DO THIS -
What lines of the data include the string "sœurs"? Copy them all.

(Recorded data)
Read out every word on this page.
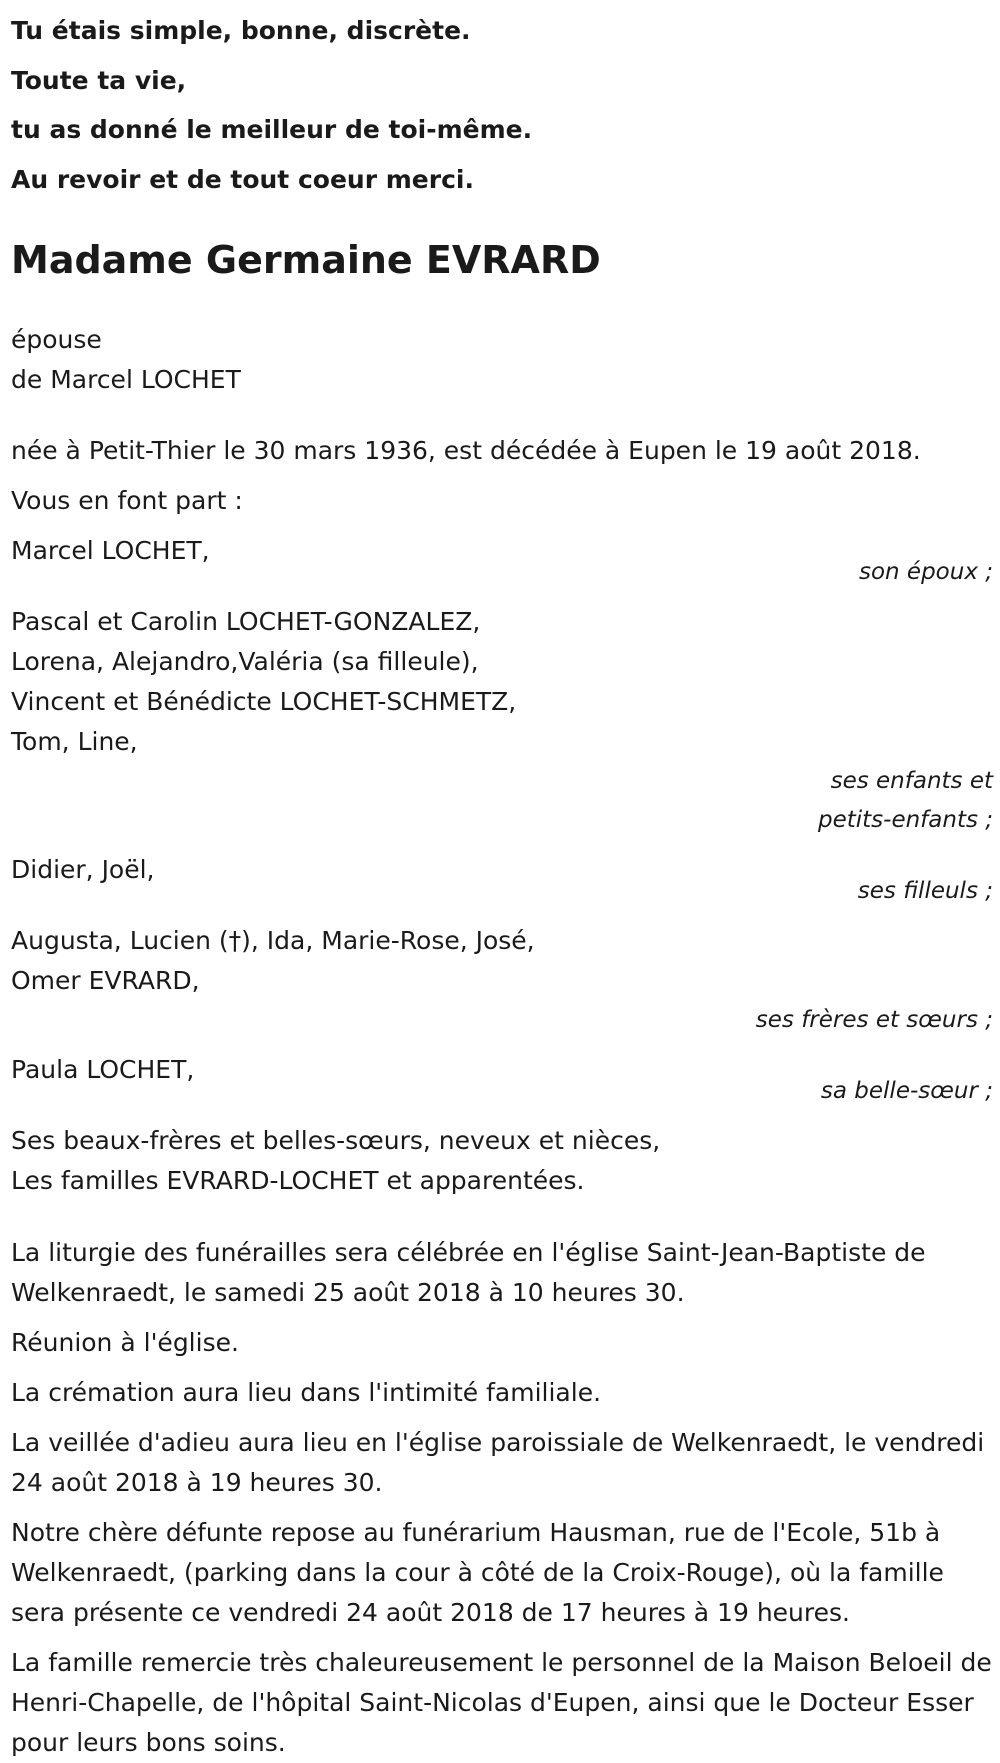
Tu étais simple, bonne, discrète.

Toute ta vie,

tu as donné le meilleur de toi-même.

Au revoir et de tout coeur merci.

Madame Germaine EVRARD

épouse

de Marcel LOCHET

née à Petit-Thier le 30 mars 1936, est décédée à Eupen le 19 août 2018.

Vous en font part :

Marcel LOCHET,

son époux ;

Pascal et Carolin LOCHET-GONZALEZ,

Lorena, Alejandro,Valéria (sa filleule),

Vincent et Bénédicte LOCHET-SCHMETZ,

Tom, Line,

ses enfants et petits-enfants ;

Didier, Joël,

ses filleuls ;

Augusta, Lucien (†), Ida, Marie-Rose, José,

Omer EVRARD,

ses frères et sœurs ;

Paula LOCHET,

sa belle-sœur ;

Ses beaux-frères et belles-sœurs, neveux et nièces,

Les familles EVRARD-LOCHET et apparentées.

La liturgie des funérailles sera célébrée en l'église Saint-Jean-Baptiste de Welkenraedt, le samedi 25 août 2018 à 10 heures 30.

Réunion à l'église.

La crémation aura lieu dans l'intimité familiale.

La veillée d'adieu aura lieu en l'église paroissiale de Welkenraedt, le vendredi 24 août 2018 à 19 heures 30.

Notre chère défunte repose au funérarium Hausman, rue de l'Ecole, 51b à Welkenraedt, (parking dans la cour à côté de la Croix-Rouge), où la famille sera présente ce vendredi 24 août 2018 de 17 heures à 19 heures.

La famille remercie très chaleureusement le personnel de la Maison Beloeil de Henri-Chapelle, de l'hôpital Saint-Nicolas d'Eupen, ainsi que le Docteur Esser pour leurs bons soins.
==
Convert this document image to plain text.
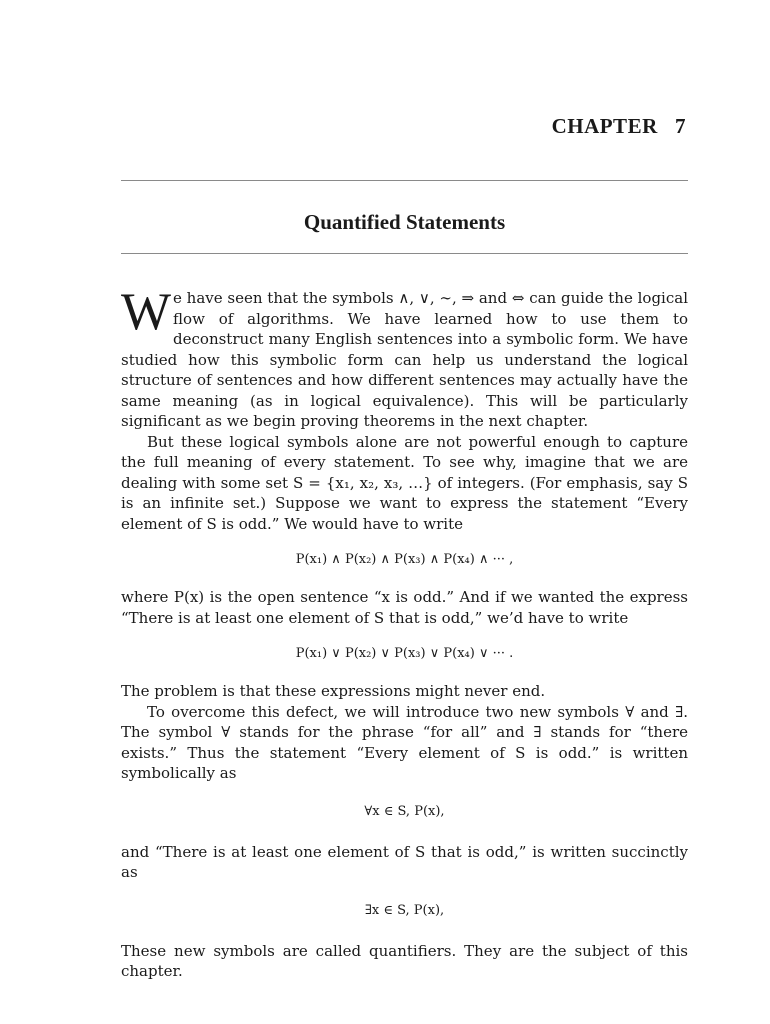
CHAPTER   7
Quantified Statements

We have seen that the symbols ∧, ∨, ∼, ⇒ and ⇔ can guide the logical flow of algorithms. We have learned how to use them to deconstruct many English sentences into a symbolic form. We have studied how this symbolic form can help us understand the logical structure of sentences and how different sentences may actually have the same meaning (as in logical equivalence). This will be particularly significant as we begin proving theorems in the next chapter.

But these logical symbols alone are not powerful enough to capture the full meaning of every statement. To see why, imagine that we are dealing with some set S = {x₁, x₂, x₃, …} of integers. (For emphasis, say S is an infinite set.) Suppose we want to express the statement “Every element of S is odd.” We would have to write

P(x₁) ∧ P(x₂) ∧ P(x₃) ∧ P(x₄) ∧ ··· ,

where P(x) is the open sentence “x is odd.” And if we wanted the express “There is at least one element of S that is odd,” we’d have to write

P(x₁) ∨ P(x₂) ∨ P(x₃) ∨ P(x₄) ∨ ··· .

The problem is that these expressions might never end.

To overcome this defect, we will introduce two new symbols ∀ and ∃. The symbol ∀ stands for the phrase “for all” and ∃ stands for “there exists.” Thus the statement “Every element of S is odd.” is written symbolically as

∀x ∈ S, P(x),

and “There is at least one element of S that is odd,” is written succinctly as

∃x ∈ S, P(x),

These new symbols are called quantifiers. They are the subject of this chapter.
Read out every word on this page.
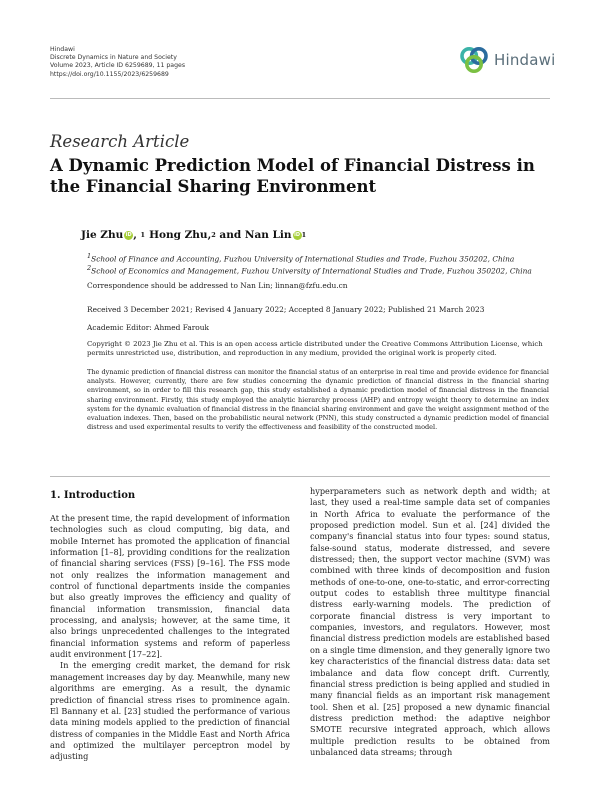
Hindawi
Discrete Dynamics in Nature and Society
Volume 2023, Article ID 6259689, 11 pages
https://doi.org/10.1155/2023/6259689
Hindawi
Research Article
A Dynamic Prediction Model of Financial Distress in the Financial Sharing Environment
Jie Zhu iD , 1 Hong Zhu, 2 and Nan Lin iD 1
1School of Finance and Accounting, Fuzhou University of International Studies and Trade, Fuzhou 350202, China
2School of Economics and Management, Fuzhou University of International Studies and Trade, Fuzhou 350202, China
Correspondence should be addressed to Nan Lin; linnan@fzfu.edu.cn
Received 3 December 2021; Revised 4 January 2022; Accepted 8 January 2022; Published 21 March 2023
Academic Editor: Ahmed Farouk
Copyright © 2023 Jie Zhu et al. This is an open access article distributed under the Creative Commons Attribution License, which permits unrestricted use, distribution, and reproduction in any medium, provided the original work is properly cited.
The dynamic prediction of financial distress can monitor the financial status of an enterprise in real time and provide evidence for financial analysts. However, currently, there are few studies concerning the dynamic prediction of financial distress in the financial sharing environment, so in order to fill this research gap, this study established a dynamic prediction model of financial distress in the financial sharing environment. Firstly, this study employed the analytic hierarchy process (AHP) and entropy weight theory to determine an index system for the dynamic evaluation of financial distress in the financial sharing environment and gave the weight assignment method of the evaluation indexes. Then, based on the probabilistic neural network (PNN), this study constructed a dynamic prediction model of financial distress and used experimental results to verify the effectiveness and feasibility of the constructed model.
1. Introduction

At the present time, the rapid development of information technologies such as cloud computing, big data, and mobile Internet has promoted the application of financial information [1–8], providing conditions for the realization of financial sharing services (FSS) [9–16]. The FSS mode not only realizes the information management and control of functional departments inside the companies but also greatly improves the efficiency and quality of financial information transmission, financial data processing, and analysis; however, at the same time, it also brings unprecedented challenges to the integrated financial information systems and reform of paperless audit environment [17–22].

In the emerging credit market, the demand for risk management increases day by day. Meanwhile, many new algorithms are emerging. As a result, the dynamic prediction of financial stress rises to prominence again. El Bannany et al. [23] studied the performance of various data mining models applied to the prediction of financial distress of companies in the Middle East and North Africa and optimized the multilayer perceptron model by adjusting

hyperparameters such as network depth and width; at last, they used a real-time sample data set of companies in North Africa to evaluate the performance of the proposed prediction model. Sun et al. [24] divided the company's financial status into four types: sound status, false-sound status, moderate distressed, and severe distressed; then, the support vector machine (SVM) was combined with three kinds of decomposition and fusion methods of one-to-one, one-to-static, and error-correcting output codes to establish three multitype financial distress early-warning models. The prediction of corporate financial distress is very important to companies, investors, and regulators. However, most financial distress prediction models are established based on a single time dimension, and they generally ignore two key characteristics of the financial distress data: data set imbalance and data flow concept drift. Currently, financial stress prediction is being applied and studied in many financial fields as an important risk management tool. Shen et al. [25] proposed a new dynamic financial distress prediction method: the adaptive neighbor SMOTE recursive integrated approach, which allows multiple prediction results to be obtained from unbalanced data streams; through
* * *
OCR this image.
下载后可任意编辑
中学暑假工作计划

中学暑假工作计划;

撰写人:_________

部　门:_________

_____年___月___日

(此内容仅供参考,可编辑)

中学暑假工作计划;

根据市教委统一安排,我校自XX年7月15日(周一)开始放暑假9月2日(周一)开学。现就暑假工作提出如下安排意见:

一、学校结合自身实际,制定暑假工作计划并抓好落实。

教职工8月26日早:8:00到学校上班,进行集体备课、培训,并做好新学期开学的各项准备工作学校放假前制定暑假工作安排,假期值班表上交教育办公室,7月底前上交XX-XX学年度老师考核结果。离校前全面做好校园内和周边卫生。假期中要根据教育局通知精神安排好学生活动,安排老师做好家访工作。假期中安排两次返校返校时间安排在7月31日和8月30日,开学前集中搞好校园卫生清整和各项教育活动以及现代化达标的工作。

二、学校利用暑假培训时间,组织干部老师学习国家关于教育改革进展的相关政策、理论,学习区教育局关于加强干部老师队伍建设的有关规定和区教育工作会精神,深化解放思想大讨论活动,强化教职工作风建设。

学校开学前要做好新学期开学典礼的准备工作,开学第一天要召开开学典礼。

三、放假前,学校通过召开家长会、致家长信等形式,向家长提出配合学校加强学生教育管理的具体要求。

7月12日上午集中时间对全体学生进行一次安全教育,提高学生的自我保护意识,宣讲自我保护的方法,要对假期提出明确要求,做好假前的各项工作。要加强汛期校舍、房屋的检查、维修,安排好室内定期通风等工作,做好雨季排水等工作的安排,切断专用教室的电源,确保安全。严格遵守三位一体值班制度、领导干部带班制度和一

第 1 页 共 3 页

ANSWER TO THE PROBLEM -
ses frères et sœurs ;
Ses beaux-frères et belles-sœurs, neveux et nièces,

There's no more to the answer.